This batch sat in my kitchen for the first few days with ambient temps about 75F, so I imagine ferment temps were easily pushing 80F and likely went over.

I proceeded as usual but it has an intense Belgian yeast character (dark fruit and some bubble gum) in both flavor and aroma as well as being a little fusely. It went dry in about 2 weeks, sat for another 2 weeks in primary and then I racked to secondary (purely to get it in glass since I figured there's be some aging to do). The jet fuel is already taming (and I fully expect that to age out in due time), but I'm not holding my breath on the esters going anywhere.

Don't get me wrong, I LOVE these flavors in beer and if I'd gotten this in a Belgian ale I'd be giddy. Thing is, it just doesn't work for me in a mead. Without the malt backbone and hops, it's quite out-of-place.

I'm thinking of what to do with it now:

Boring option #1) bottle it, forget about it, and see what it does in a year, if it's still bad, cook with it.

Crazy-enough-to-work option #2) make a few gallons of Belgian ale wort, ferment with 1388, mix the two to taste? Some sort of backwards Belgian braggot?

Probably not a good idea #3) rack onto plums, peaches, or somesuch to balance/cover the esters?

Any other ideas?
 
Thanks! I could eat my weight in dandan noodles, so I'm no stranger to szechuan pepper. I was actually eyeing that recipe up a while back. I might just go that route.
 
I like option #2. I would be tempted to get the wort going, perhaps lighter on the malt ( as the mead has the sweetness? or did yours go completely dry?), and when you start to get krusen, start adding the mead a couple of pints at a time, giving 12 hrs or so between additions so you don't shock the hell out of the yeast.
Might suck, might be ok.
 
Why not add some honey to backsweeten it a little? You might stimulate whatever yeast is still in there. If so, they may help clean up some of the badness that's still in there.
 
The mead's dry, so my intuition was leaning toward going a bit heavy-handed with the specialty malts because it will be thinned out by the mead. If I go this route, I'm envisioning the finished product to be somewhat like a dark strong ale.

- [Task details]: Quote the passage from the mead discussion that runs from "Any other ideas?" up to and including "that's still in there.".

- [Provided data]:
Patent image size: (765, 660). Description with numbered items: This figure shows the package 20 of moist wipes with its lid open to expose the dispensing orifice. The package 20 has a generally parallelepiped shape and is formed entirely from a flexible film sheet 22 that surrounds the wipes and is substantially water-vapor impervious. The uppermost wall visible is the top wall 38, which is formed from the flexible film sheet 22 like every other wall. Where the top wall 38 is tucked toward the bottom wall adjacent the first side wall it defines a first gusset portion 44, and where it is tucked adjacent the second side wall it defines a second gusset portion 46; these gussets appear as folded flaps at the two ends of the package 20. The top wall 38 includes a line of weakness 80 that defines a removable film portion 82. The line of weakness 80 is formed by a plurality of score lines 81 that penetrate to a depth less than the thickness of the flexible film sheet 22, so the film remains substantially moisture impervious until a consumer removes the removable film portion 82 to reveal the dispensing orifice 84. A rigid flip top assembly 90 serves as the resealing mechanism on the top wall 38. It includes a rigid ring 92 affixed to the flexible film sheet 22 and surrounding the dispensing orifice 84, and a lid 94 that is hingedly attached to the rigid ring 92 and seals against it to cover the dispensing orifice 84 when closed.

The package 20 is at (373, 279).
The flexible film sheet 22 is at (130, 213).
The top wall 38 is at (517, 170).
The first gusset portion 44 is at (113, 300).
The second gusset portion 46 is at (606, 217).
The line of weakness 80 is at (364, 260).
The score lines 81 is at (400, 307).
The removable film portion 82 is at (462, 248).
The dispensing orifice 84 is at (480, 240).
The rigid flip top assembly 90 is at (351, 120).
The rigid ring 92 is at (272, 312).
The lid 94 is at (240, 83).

- [Final result]:
Any other ideas?
 
Thanks! I could eat my weight in dandan noodles, so I'm no stranger to szechuan pepper. I was actually eyeing that recipe up a while back. I might just go that route.
 
I like option #2. I would be tempted to get the wort going, perhaps lighter on the malt ( as the mead has the sweetness? or did yours go completely dry?), and when you start to get krusen, start adding the mead a couple of pints at a time, giving 12 hrs or so between additions so you don't shock the hell out of the yeast.
Might suck, might be ok.
 
Why not add some honey to backsweeten it a little? You might stimulate whatever yeast is still in there. If so, they may help clean up some of the badness that's still in there.